• Written request:
Convert the lines of the records into a numbered list, from the first line through the line holding "- Bar: [468, 268, 477, 277]", inclusive. Leave out blank lines.

## BEGIN Available records

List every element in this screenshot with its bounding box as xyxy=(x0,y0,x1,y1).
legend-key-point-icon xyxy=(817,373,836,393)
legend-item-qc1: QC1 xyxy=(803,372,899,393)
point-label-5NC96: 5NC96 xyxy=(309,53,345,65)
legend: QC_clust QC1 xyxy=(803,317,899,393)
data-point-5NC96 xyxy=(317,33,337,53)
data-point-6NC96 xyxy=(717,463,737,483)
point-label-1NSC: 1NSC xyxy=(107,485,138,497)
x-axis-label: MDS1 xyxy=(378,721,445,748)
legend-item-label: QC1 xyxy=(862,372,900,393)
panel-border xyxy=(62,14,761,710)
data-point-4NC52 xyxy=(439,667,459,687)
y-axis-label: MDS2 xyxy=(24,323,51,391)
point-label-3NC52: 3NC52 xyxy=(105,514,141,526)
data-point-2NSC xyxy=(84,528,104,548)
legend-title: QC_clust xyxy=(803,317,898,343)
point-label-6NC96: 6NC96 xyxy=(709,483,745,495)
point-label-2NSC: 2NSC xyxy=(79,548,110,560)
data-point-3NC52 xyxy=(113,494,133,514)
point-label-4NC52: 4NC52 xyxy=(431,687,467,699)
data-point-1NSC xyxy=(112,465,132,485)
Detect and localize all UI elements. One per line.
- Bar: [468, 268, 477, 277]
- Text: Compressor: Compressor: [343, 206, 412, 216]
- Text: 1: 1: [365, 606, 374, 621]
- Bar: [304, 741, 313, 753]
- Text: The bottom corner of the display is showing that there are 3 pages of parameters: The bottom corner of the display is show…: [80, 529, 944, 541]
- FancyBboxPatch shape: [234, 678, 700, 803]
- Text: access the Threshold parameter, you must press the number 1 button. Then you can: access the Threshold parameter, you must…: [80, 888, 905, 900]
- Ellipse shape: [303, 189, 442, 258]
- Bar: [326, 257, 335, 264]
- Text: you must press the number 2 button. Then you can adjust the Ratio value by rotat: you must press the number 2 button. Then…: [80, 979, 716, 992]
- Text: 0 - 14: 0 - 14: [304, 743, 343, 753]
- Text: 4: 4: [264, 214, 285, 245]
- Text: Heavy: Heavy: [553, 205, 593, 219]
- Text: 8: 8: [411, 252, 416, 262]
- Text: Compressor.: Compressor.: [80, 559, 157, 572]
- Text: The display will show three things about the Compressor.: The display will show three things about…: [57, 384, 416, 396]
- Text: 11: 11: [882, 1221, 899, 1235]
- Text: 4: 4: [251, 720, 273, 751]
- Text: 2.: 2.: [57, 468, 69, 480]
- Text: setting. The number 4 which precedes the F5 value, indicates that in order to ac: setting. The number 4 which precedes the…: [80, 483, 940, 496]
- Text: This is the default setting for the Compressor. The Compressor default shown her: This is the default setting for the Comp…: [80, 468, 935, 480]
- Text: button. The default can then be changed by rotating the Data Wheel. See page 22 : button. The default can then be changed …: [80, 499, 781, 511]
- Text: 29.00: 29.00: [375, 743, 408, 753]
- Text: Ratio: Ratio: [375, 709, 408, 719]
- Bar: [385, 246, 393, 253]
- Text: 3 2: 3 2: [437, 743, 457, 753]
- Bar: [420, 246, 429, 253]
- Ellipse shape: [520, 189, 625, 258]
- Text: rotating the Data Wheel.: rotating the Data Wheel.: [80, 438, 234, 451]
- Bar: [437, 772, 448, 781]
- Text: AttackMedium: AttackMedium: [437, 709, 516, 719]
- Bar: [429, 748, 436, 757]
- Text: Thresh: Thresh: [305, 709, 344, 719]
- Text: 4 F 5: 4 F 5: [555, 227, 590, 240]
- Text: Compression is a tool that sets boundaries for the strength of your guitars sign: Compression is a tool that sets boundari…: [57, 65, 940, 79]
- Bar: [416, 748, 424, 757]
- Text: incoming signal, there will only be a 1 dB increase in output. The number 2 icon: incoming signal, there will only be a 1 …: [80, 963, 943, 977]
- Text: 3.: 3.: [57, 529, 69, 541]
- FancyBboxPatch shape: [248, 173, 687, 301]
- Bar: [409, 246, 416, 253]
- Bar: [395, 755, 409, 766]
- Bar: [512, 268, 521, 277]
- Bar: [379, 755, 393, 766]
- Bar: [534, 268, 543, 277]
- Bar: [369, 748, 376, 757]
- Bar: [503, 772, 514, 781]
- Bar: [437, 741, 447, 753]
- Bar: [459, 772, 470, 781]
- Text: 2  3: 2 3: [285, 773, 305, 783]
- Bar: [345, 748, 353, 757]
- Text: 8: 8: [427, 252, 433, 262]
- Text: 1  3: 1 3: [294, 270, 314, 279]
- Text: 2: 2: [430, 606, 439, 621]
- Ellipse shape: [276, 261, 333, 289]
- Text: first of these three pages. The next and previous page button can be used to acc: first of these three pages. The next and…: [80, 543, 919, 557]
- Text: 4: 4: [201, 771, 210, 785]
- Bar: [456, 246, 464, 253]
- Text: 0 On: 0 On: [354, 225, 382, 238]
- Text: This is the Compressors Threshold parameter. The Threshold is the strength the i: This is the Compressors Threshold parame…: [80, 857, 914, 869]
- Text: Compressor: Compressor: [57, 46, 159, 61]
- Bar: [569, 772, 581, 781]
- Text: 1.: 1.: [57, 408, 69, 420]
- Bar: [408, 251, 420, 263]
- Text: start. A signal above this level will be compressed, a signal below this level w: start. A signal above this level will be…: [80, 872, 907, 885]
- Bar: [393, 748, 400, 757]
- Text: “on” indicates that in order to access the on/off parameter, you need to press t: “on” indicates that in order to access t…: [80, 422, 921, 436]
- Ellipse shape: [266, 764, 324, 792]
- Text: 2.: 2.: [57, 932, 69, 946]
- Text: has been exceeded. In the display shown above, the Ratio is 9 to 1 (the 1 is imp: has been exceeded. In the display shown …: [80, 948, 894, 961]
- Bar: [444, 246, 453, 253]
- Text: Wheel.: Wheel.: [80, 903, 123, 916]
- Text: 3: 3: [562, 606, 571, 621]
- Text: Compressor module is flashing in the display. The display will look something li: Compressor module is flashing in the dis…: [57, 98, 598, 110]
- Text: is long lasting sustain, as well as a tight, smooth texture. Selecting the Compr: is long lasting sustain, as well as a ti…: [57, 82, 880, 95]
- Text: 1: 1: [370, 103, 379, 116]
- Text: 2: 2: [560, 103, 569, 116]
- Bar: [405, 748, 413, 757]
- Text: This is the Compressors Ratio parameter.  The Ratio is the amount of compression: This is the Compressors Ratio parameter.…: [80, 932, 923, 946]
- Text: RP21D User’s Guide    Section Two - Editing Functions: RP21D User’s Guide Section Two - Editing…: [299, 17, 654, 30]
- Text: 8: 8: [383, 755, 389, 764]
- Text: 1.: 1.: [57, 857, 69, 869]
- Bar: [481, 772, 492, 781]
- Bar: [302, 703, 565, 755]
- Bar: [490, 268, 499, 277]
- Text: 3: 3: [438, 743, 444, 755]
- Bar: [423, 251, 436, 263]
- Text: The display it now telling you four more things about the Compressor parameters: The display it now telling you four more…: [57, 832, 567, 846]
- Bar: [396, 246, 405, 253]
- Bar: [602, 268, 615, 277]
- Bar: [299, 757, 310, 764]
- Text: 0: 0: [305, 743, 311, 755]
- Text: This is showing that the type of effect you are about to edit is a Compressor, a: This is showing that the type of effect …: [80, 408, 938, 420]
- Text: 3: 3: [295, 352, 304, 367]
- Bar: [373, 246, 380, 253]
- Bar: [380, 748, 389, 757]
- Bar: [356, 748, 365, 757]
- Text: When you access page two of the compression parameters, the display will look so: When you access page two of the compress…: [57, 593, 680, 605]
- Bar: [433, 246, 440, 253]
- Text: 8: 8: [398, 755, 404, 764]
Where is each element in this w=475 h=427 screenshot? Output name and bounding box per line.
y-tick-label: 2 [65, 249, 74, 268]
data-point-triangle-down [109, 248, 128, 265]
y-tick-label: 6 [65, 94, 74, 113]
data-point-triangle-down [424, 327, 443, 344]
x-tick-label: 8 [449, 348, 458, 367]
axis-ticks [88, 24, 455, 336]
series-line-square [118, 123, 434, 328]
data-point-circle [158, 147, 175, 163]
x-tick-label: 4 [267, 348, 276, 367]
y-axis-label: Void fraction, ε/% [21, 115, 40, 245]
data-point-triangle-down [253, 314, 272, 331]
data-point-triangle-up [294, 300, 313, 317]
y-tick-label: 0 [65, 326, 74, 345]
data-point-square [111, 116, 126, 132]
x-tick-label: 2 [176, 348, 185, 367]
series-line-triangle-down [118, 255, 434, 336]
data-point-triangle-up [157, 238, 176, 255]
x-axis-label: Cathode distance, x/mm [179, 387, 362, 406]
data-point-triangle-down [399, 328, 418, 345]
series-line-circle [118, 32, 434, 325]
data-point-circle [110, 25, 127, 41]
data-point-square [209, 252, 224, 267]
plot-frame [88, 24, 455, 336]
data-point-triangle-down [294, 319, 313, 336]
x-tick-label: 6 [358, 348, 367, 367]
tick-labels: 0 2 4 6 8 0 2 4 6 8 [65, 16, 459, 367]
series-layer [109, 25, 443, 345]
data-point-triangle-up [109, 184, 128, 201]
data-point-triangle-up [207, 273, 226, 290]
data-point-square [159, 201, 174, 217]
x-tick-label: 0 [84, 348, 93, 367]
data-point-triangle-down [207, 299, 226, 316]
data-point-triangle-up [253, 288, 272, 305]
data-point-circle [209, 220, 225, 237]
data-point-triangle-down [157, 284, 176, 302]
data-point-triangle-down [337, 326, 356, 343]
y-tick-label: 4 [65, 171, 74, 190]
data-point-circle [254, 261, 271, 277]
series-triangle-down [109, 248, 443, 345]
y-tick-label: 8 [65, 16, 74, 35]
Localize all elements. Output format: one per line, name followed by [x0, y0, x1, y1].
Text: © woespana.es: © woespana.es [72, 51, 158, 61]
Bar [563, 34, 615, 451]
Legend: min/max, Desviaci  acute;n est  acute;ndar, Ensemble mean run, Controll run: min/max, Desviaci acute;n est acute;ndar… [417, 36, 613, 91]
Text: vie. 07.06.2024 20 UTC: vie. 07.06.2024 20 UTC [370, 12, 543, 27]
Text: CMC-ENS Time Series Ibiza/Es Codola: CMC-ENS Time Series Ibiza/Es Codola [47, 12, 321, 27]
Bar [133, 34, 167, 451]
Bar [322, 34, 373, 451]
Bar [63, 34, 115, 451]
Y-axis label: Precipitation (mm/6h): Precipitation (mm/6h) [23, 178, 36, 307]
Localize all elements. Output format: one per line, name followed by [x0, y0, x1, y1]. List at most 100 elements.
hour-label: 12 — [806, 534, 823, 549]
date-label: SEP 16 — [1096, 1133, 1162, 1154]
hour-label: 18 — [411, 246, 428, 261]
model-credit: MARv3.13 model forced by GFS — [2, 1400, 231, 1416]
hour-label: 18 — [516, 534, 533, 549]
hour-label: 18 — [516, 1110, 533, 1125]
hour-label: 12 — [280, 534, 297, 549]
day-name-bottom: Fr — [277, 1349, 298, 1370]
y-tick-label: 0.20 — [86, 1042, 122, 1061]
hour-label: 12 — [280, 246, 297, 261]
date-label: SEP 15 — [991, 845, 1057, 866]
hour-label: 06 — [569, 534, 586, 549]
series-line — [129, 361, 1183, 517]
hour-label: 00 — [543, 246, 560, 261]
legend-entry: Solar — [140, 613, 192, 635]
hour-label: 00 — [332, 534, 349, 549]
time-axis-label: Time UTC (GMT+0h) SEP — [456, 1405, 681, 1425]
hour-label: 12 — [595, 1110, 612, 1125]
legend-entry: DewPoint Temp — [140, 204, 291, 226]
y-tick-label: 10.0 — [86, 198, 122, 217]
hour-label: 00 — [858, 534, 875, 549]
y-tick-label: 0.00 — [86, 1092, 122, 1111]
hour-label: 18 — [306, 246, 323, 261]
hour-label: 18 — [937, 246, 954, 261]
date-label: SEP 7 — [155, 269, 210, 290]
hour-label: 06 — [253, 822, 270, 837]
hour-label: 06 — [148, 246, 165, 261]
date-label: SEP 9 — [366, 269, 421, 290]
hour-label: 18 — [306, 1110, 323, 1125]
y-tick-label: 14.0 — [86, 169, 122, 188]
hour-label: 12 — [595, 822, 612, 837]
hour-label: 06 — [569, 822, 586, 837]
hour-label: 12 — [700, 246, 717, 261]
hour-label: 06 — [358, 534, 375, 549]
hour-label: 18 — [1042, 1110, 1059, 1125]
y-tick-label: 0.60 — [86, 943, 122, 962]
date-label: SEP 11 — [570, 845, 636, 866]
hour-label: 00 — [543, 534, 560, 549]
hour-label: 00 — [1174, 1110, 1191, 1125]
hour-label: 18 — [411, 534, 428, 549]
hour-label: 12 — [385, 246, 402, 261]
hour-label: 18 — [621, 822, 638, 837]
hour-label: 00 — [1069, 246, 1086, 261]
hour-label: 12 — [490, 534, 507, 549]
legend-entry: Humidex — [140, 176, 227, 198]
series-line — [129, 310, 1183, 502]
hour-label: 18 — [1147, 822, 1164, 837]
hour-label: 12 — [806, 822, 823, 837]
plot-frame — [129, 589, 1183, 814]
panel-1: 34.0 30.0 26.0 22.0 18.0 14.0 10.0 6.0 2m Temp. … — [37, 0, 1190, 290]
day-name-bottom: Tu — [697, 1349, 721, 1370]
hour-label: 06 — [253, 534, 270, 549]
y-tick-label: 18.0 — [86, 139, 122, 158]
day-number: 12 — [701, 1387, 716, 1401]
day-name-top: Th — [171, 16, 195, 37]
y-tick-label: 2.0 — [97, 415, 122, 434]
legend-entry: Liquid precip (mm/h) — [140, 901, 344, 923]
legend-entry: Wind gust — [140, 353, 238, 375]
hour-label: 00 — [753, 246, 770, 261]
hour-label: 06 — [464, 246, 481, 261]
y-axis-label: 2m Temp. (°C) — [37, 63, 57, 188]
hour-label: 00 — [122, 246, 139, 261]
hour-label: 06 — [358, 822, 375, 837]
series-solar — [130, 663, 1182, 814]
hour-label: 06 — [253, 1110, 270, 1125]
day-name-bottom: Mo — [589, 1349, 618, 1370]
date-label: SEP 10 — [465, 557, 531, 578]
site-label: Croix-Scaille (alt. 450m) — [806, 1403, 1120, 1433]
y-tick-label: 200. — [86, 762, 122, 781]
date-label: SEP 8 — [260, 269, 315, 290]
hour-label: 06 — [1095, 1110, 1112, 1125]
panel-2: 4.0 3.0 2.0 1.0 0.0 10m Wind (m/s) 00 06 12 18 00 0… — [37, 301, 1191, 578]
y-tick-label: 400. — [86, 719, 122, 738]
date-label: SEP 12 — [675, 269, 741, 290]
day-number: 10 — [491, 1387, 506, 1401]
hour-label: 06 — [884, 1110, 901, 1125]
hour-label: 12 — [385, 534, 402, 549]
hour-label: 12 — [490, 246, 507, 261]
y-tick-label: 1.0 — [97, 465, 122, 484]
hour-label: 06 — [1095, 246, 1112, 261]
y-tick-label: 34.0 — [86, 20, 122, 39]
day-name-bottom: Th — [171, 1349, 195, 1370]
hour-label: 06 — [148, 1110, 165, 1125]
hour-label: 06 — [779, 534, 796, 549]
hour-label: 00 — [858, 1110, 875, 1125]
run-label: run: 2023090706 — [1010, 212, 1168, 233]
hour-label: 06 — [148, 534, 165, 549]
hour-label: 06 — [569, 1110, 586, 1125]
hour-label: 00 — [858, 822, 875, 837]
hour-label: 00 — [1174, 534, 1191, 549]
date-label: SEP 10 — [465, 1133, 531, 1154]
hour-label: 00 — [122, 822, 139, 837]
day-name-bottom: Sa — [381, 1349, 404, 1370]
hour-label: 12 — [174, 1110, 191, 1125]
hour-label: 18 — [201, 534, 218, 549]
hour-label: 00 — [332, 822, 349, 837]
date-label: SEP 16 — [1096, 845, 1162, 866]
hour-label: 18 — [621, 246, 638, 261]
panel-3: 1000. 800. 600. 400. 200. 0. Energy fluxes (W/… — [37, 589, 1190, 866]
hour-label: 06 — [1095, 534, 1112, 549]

## END Available records

• Full answer:
1. List every element in this screenshot with its bounding box as xyxy=(x0,y0,x1,y1).
2. legend-key-point-icon xyxy=(817,373,836,393)
3. legend-item-qc1: QC1 xyxy=(803,372,899,393)
4. point-label-5NC96: 5NC96 xyxy=(309,53,345,65)
5. legend: QC_clust QC1 xyxy=(803,317,899,393)
6. data-point-5NC96 xyxy=(317,33,337,53)
7. data-point-6NC96 xyxy=(717,463,737,483)
8. point-label-1NSC: 1NSC xyxy=(107,485,138,497)
9. x-axis-label: MDS1 xyxy=(378,721,445,748)
10. legend-item-label: QC1 xyxy=(862,372,900,393)
11. panel-border xyxy=(62,14,761,710)
12. data-point-4NC52 xyxy=(439,667,459,687)
13. y-axis-label: MDS2 xyxy=(24,323,51,391)
14. point-label-3NC52: 3NC52 xyxy=(105,514,141,526)
15. data-point-2NSC xyxy=(84,528,104,548)
16. legend-title: QC_clust xyxy=(803,317,898,343)
17. point-label-6NC96: 6NC96 xyxy=(709,483,745,495)
18. point-label-2NSC: 2NSC xyxy=(79,548,110,560)
19. data-point-3NC52 xyxy=(113,494,133,514)
20. point-label-4NC52: 4NC52 xyxy=(431,687,467,699)
21. data-point-1NSC xyxy=(112,465,132,485)
22. Detect and localize all UI elements. One per line.
23. - Bar: [468, 268, 477, 277]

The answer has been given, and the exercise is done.